··· RAW DATA
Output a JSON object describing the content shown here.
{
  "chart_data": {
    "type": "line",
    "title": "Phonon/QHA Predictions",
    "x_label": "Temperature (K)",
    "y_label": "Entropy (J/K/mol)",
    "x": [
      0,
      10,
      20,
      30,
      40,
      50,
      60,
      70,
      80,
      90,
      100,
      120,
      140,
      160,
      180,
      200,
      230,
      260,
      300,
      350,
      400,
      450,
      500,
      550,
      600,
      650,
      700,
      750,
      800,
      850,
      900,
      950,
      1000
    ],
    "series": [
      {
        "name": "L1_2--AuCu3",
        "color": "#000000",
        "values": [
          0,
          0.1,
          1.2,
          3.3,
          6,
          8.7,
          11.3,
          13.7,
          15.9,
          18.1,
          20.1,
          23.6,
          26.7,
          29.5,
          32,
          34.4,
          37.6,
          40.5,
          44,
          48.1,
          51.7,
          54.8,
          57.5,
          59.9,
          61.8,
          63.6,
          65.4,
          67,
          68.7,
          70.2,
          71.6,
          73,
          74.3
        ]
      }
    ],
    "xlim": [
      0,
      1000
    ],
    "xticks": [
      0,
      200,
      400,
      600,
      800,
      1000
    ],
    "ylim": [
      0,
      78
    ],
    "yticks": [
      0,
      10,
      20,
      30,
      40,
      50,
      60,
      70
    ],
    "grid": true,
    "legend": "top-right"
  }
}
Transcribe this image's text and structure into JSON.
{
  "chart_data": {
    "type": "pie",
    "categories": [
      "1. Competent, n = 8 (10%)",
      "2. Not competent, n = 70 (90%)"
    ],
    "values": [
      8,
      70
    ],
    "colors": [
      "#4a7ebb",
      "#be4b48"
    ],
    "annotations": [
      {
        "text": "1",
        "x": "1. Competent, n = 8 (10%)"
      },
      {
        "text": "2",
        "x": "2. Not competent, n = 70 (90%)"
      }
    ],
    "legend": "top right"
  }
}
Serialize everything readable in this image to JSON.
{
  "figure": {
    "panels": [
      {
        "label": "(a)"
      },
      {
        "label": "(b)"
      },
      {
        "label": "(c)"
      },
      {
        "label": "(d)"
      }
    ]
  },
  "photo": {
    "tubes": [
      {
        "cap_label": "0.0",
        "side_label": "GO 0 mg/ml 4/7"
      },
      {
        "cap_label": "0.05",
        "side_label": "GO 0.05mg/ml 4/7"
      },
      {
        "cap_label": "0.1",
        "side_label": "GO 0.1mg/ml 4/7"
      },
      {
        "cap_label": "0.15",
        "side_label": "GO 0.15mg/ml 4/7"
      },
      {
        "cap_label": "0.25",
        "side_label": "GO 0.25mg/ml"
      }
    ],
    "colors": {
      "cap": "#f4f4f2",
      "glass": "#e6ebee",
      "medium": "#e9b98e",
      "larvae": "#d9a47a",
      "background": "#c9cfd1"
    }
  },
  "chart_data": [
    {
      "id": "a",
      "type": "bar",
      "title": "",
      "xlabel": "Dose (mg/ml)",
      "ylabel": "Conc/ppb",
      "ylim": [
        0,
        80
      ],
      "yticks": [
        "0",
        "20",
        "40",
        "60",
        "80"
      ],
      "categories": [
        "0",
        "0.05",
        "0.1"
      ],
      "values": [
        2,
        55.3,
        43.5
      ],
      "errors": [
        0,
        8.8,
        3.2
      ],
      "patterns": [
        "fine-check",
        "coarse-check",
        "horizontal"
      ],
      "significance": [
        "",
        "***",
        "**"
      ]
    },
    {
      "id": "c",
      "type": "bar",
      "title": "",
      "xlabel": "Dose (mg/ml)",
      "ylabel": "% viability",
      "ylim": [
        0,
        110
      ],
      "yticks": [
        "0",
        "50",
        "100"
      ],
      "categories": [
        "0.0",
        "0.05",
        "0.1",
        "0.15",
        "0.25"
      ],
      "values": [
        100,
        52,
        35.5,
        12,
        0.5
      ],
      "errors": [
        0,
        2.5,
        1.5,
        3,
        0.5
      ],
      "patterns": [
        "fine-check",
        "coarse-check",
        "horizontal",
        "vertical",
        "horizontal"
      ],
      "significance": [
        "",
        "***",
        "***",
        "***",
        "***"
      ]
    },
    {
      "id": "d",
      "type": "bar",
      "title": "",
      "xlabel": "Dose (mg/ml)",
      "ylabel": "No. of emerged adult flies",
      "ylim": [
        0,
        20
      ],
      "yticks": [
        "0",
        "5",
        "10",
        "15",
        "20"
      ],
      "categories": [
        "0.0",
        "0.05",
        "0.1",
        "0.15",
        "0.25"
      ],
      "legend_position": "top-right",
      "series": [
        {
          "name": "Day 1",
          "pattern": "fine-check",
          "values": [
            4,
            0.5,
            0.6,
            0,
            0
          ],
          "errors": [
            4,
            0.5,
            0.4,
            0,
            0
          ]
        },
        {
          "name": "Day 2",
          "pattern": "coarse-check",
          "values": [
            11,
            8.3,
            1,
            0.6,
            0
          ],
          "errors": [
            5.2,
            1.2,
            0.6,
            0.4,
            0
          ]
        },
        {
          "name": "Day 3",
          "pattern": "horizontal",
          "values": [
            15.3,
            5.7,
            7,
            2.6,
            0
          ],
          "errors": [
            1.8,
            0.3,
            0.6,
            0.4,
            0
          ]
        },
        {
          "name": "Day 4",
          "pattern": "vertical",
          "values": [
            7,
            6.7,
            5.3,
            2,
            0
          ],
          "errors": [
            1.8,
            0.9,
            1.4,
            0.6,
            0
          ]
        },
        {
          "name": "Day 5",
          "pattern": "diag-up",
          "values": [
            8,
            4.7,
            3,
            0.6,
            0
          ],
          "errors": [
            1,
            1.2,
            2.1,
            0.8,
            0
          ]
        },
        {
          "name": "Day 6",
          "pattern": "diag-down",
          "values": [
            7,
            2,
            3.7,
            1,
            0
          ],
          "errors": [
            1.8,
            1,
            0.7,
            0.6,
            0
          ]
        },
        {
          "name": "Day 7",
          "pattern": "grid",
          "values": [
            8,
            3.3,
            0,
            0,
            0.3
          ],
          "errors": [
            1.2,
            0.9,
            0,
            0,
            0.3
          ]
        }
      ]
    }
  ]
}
······
→ **WHAT THIS TASK INVOLVES**:
Repeat each record exactly, leaving nothing out.

→ **ANSWER TO THE PROBLEM**:
Output a JSON object describing the content shown here.
{
  "chart_data": {
    "type": "line",
    "title": "Phonon/QHA Predictions",
    "x_label": "Temperature (K)",
    "y_label": "Entropy (J/K/mol)",
    "x": [
      0,
      10,
      20,
      30,
      40,
      50,
      60,
      70,
      80,
      90,
      100,
      120,
      140,
      160,
      180,
      200,
      230,
      260,
      300,
      350,
      400,
      450,
      500,
      550,
      600,
      650,
      700,
      750,
      800,
      850,
      900,
      950,
      1000
    ],
    "series": [
      {
        "name": "L1_2--AuCu3",
        "color": "#000000",
        "values": [
          0,
          0.1,
          1.2,
          3.3,
          6,
          8.7,
          11.3,
          13.7,
          15.9,
          18.1,
          20.1,
          23.6,
          26.7,
          29.5,
          32,
          34.4,
          37.6,
          40.5,
          44,
          48.1,
          51.7,
          54.8,
          57.5,
          59.9,
          61.8,
          63.6,
          65.4,
          67,
          68.7,
          70.2,
          71.6,
          73,
          74.3
        ]
      }
    ],
    "xlim": [
      0,
      1000
    ],
    "xticks": [
      0,
      200,
      400,
      600,
      800,
      1000
    ],
    "ylim": [
      0,
      78
    ],
    "yticks": [
      0,
      10,
      20,
      30,
      40,
      50,
      60,
      70
    ],
    "grid": true,
    "legend": "top-right"
  }
}
Transcribe this image's text and structure into JSON.
{
  "chart_data": {
    "type": "pie",
    "categories": [
      "1. Competent, n = 8 (10%)",
      "2. Not competent, n = 70 (90%)"
    ],
    "values": [
      8,
      70
    ],
    "colors": [
      "#4a7ebb",
      "#be4b48"
    ],
    "annotations": [
      {
        "text": "1",
        "x": "1. Competent, n = 8 (10%)"
      },
      {
        "text": "2",
        "x": "2. Not competent, n = 70 (90%)"
      }
    ],
    "legend": "top right"
  }
}
Serialize everything readable in this image to JSON.
{
  "figure": {
    "panels": [
      {
        "label": "(a)"
      },
      {
        "label": "(b)"
      },
      {
        "label": "(c)"
      },
      {
        "label": "(d)"
      }
    ]
  },
  "photo": {
    "tubes": [
      {
        "cap_label": "0.0",
        "side_label": "GO 0 mg/ml 4/7"
      },
      {
        "cap_label": "0.05",
        "side_label": "GO 0.05mg/ml 4/7"
      },
      {
        "cap_label": "0.1",
        "side_label": "GO 0.1mg/ml 4/7"
      },
      {
        "cap_label": "0.15",
        "side_label": "GO 0.15mg/ml 4/7"
      },
      {
        "cap_label": "0.25",
        "side_label": "GO 0.25mg/ml"
      }
    ],
    "colors": {
      "cap": "#f4f4f2",
      "glass": "#e6ebee",
      "medium": "#e9b98e",
      "larvae": "#d9a47a",
      "background": "#c9cfd1"
    }
  },
  "chart_data": [
    {
      "id": "a",
      "type": "bar",
      "title": "",
      "xlabel": "Dose (mg/ml)",
      "ylabel": "Conc/ppb",
      "ylim": [
        0,
        80
      ],
      "yticks": [
        "0",
        "20",
        "40",
        "60",
        "80"
      ],
      "categories": [
        "0",
        "0.05",
        "0.1"
      ],
      "values": [
        2,
        55.3,
        43.5
      ],
      "errors": [
        0,
        8.8,
        3.2
      ],
      "patterns": [
        "fine-check",
        "coarse-check",
        "horizontal"
      ],
      "significance": [
        "",
        "***",
        "**"
      ]
    },
    {
      "id": "c",
      "type": "bar",
      "title": "",
      "xlabel": "Dose (mg/ml)",
      "ylabel": "% viability",
      "ylim": [
        0,
        110
      ],
      "yticks": [
        "0",
        "50",
        "100"
      ],
      "categories": [
        "0.0",
        "0.05",
        "0.1",
        "0.15",
        "0.25"
      ],
      "values": [
        100,
        52,
        35.5,
        12,
        0.5
      ],
      "errors": [
        0,
        2.5,
        1.5,
        3,
        0.5
      ],
      "patterns": [
        "fine-check",
        "coarse-check",
        "horizontal",
        "vertical",
        "horizontal"
      ],
      "significance": [
        "",
        "***",
        "***",
        "***",
        "***"
      ]
    },
    {
      "id": "d",
      "type": "bar",
      "title": "",
      "xlabel": "Dose (mg/ml)",
      "ylabel": "No. of emerged adult flies",
      "ylim": [
        0,
        20
      ],
      "yticks": [
        "0",
        "5",
        "10",
        "15",
        "20"
      ],
      "categories": [
        "0.0",
        "0.05",
        "0.1",
        "0.15",
        "0.25"
      ],
      "legend_position": "top-right",
      "series": [
        {
          "name": "Day 1",
          "pattern": "fine-check",
          "values": [
            4,
            0.5,
            0.6,
            0,
            0
          ],
          "errors": [
            4,
            0.5,
            0.4,
            0,
            0
          ]
        },
        {
          "name": "Day 2",
          "pattern": "coarse-check",
          "values": [
            11,
            8.3,
            1,
            0.6,
            0
          ],
          "errors": [
            5.2,
            1.2,
            0.6,
            0.4,
            0
          ]
        },
        {
          "name": "Day 3",
          "pattern": "horizontal",
          "values": [
            15.3,
            5.7,
            7,
            2.6,
            0
          ],
          "errors": [
            1.8,
            0.3,
            0.6,
            0.4,
            0
          ]
        },
        {
          "name": "Day 4",
          "pattern": "vertical",
          "values": [
            7,
            6.7,
            5.3,
            2,
            0
          ],
          "errors": [
            1.8,
            0.9,
            1.4,
            0.6,
            0
          ]
        },
        {
          "name": "Day 5",
          "pattern": "diag-up",
          "values": [
            8,
            4.7,
            3,
            0.6,
            0
          ],
          "errors": [
            1,
            1.2,
            2.1,
            0.8,
            0
          ]
        },
        {
          "name": "Day 6",
          "pattern": "diag-down",
          "values": [
            7,
            2,
            3.7,
            1,
            0
          ],
          "errors": [
            1.8,
            1,
            0.7,
            0.6,
            0
          ]
        },
        {
          "name": "Day 7",
          "pattern": "grid",
          "values": [
            8,
            3.3,
            0,
            0,
            0.3
          ],
          "errors": [
            1.2,
            0.9,
            0,
            0,
            0.3
          ]
        }
      ]
    }
  ]
}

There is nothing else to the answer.